_EXTRACTED RECORDS_

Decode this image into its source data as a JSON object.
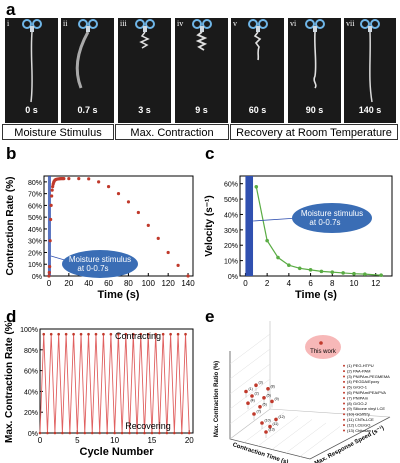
{
  "panels": {
    "a": "a",
    "b": "b",
    "c": "c",
    "d": "d",
    "e": "e"
  },
  "frames": [
    {
      "id": "i",
      "time": "0 s"
    },
    {
      "id": "ii",
      "time": "0.7 s"
    },
    {
      "id": "iii",
      "time": "3 s"
    },
    {
      "id": "iv",
      "time": "9 s"
    },
    {
      "id": "v",
      "time": "60 s"
    },
    {
      "id": "vi",
      "time": "90 s"
    },
    {
      "id": "vii",
      "time": "140 s"
    }
  ],
  "stage_labels": [
    "Moisture Stimulus",
    "Max. Contraction",
    "Recovery at Room Temperature"
  ],
  "chart_data": [
    {
      "panel": "b",
      "type": "scatter",
      "xlabel": "Time (s)",
      "ylabel": "Contraction Rate (%)",
      "xlim": [
        -5,
        145
      ],
      "ylim": [
        0,
        85
      ],
      "xticks": [
        "0",
        "20",
        "40",
        "60",
        "80",
        "100",
        "120",
        "140"
      ],
      "yticks": [
        "0%",
        "10%",
        "20%",
        "30%",
        "40%",
        "50%",
        "60%",
        "70%",
        "80%"
      ],
      "annotation": "Moisture stimulus at 0-0.7s",
      "colors": {
        "points": "#c0392b",
        "stimulus": "#3050b0"
      },
      "x": [
        0,
        0.35,
        0.7,
        1.2,
        1.7,
        2.2,
        2.7,
        3.2,
        3.7,
        4.2,
        4.7,
        5.2,
        6,
        7,
        8,
        9,
        10,
        11,
        12,
        13,
        14,
        15,
        20,
        30,
        40,
        50,
        60,
        70,
        80,
        90,
        100,
        110,
        120,
        130,
        140
      ],
      "y": [
        0,
        3,
        8,
        30,
        48,
        60,
        68,
        73,
        76,
        78,
        79.5,
        80.5,
        81.5,
        82,
        82.3,
        82.5,
        82.6,
        82.7,
        82.8,
        82.8,
        82.8,
        82.8,
        82.8,
        82.8,
        82.6,
        80,
        76,
        70,
        63,
        54,
        43,
        32,
        20,
        9,
        0
      ]
    },
    {
      "panel": "c",
      "type": "line",
      "xlabel": "Time (s)",
      "ylabel": "Velocity (s⁻¹)",
      "xlim": [
        -0.5,
        13.5
      ],
      "ylim": [
        0,
        65
      ],
      "xticks": [
        "0",
        "2",
        "4",
        "6",
        "8",
        "10",
        "12"
      ],
      "yticks": [
        "0%",
        "10%",
        "20%",
        "30%",
        "40%",
        "50%",
        "60%"
      ],
      "annotation": "Moisture stimulus at 0-0.7s",
      "colors": {
        "line": "#5aac44",
        "stimulus": "#3050b0"
      },
      "x": [
        1,
        2,
        3,
        4,
        5,
        6,
        7,
        8,
        9,
        10,
        11,
        12.5
      ],
      "y": [
        58,
        23,
        12,
        7,
        5,
        4,
        3,
        2.5,
        2,
        1.5,
        1.2,
        0.5
      ]
    },
    {
      "panel": "d",
      "type": "line",
      "xlabel": "Cycle Number",
      "ylabel": "Max. Contraction Rate (%)",
      "xlim": [
        0,
        20.5
      ],
      "ylim": [
        0,
        100
      ],
      "xticks": [
        "0",
        "5",
        "10",
        "15",
        "20"
      ],
      "yticks": [
        "0%",
        "20%",
        "40%",
        "60%",
        "80%",
        "100%"
      ],
      "top_label": "Contracting",
      "bottom_label": "Recovering",
      "colors": {
        "line": "#e06060",
        "points": "#c0392b"
      },
      "peak": 95,
      "valley": 0,
      "cycles": 20
    },
    {
      "panel": "e",
      "type": "scatter",
      "ylabel": "Max. Contraction Ratio (%)",
      "xlabel": "Contraction Time (s)",
      "zlabel": "Max. Response Speed (s⁻¹)",
      "highlight": "This work",
      "legend": [
        "(1)  PEG-HTPU",
        "(2)  PAA-PAM",
        "(3)  PNIPAm-PEGMEMA",
        "(4)  PEGDA/Epoxy",
        "(5)  G/GO-1",
        "(6)  PNIPAm/PEA/PVA",
        "(7)  PNIPAm",
        "(8)  G/GO-2",
        "(9)  Silicone vinyl LCE",
        "(10) GO/PPy",
        "(11) CNTs-LCE",
        "(12) LCE/GO",
        "(13) Chitosan"
      ],
      "points": [
        {
          "label": "1",
          "mx": 0.12,
          "my": 0.55
        },
        {
          "label": "2",
          "mx": 0.18,
          "my": 0.5
        },
        {
          "label": "3",
          "mx": 0.22,
          "my": 0.62
        },
        {
          "label": "4",
          "mx": 0.14,
          "my": 0.42
        },
        {
          "label": "5",
          "mx": 0.3,
          "my": 0.48
        },
        {
          "label": "6",
          "mx": 0.26,
          "my": 0.38
        },
        {
          "label": "7",
          "mx": 0.2,
          "my": 0.3
        },
        {
          "label": "8",
          "mx": 0.34,
          "my": 0.58
        },
        {
          "label": "9",
          "mx": 0.38,
          "my": 0.44
        },
        {
          "label": "10",
          "mx": 0.28,
          "my": 0.2
        },
        {
          "label": "11",
          "mx": 0.36,
          "my": 0.16
        },
        {
          "label": "12",
          "mx": 0.42,
          "my": 0.24
        },
        {
          "label": "13",
          "mx": 0.32,
          "my": 0.1
        }
      ]
    }
  ]
}
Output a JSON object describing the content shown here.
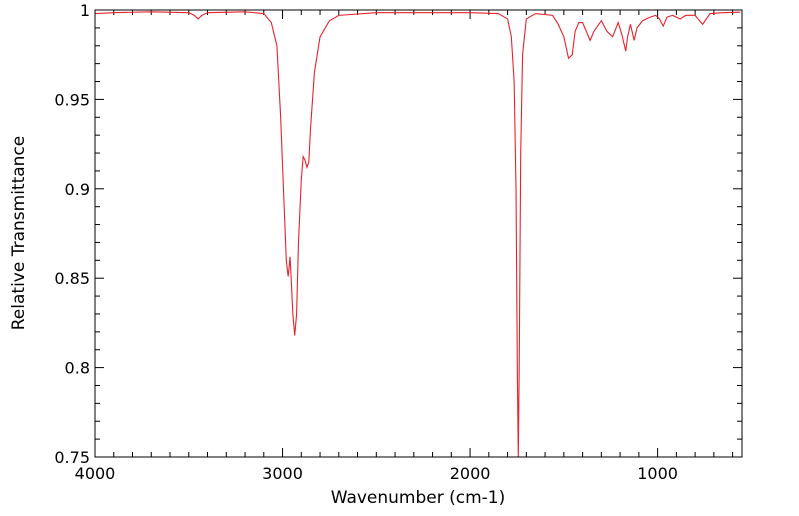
{
  "chart_data": {
    "type": "line",
    "xlabel": "Wavenumber (cm-1)",
    "ylabel": "Relative Transmittance",
    "xlim": [
      4000,
      550
    ],
    "ylim": [
      0.75,
      1.0
    ],
    "x_ticks": [
      {
        "value": 4000,
        "label": "4000"
      },
      {
        "value": 3000,
        "label": "3000"
      },
      {
        "value": 2000,
        "label": "2000"
      },
      {
        "value": 1000,
        "label": "1000"
      }
    ],
    "y_ticks": [
      {
        "value": 0.75,
        "label": "0.75"
      },
      {
        "value": 0.8,
        "label": "0.8"
      },
      {
        "value": 0.85,
        "label": "0.85"
      },
      {
        "value": 0.9,
        "label": "0.9"
      },
      {
        "value": 0.95,
        "label": "0.95"
      },
      {
        "value": 1.0,
        "label": "1"
      }
    ],
    "grid": false,
    "series": [
      {
        "color": "#e8212b",
        "points": [
          [
            4000,
            0.998
          ],
          [
            3900,
            0.9985
          ],
          [
            3700,
            0.999
          ],
          [
            3500,
            0.9985
          ],
          [
            3470,
            0.997
          ],
          [
            3450,
            0.995
          ],
          [
            3430,
            0.997
          ],
          [
            3400,
            0.9985
          ],
          [
            3200,
            0.999
          ],
          [
            3100,
            0.998
          ],
          [
            3060,
            0.993
          ],
          [
            3030,
            0.98
          ],
          [
            3010,
            0.94
          ],
          [
            2995,
            0.9
          ],
          [
            2980,
            0.86
          ],
          [
            2970,
            0.851
          ],
          [
            2965,
            0.856
          ],
          [
            2960,
            0.862
          ],
          [
            2955,
            0.852
          ],
          [
            2945,
            0.83
          ],
          [
            2935,
            0.818
          ],
          [
            2925,
            0.83
          ],
          [
            2915,
            0.87
          ],
          [
            2900,
            0.905
          ],
          [
            2890,
            0.918
          ],
          [
            2880,
            0.916
          ],
          [
            2870,
            0.912
          ],
          [
            2860,
            0.915
          ],
          [
            2850,
            0.935
          ],
          [
            2830,
            0.965
          ],
          [
            2800,
            0.985
          ],
          [
            2750,
            0.994
          ],
          [
            2700,
            0.997
          ],
          [
            2500,
            0.9985
          ],
          [
            2000,
            0.9985
          ],
          [
            1850,
            0.998
          ],
          [
            1800,
            0.995
          ],
          [
            1780,
            0.985
          ],
          [
            1765,
            0.96
          ],
          [
            1755,
            0.9
          ],
          [
            1748,
            0.8
          ],
          [
            1743,
            0.75
          ],
          [
            1738,
            0.8
          ],
          [
            1730,
            0.92
          ],
          [
            1720,
            0.975
          ],
          [
            1700,
            0.995
          ],
          [
            1650,
            0.998
          ],
          [
            1560,
            0.997
          ],
          [
            1530,
            0.992
          ],
          [
            1500,
            0.985
          ],
          [
            1475,
            0.973
          ],
          [
            1455,
            0.975
          ],
          [
            1440,
            0.988
          ],
          [
            1420,
            0.993
          ],
          [
            1400,
            0.993
          ],
          [
            1380,
            0.988
          ],
          [
            1360,
            0.983
          ],
          [
            1340,
            0.988
          ],
          [
            1300,
            0.994
          ],
          [
            1270,
            0.988
          ],
          [
            1240,
            0.985
          ],
          [
            1210,
            0.993
          ],
          [
            1190,
            0.986
          ],
          [
            1170,
            0.977
          ],
          [
            1160,
            0.985
          ],
          [
            1145,
            0.992
          ],
          [
            1125,
            0.983
          ],
          [
            1110,
            0.99
          ],
          [
            1080,
            0.994
          ],
          [
            1040,
            0.996
          ],
          [
            1010,
            0.997
          ],
          [
            990,
            0.995
          ],
          [
            970,
            0.991
          ],
          [
            950,
            0.996
          ],
          [
            920,
            0.997
          ],
          [
            880,
            0.995
          ],
          [
            850,
            0.997
          ],
          [
            800,
            0.997
          ],
          [
            760,
            0.992
          ],
          [
            720,
            0.998
          ],
          [
            650,
            0.9985
          ],
          [
            560,
            0.9988
          ]
        ]
      }
    ]
  }
}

_THE EXERCISE_
In the entries above, count each line holding "xlabel" and report the total and nothing more.

_TASK RESPONSE_
5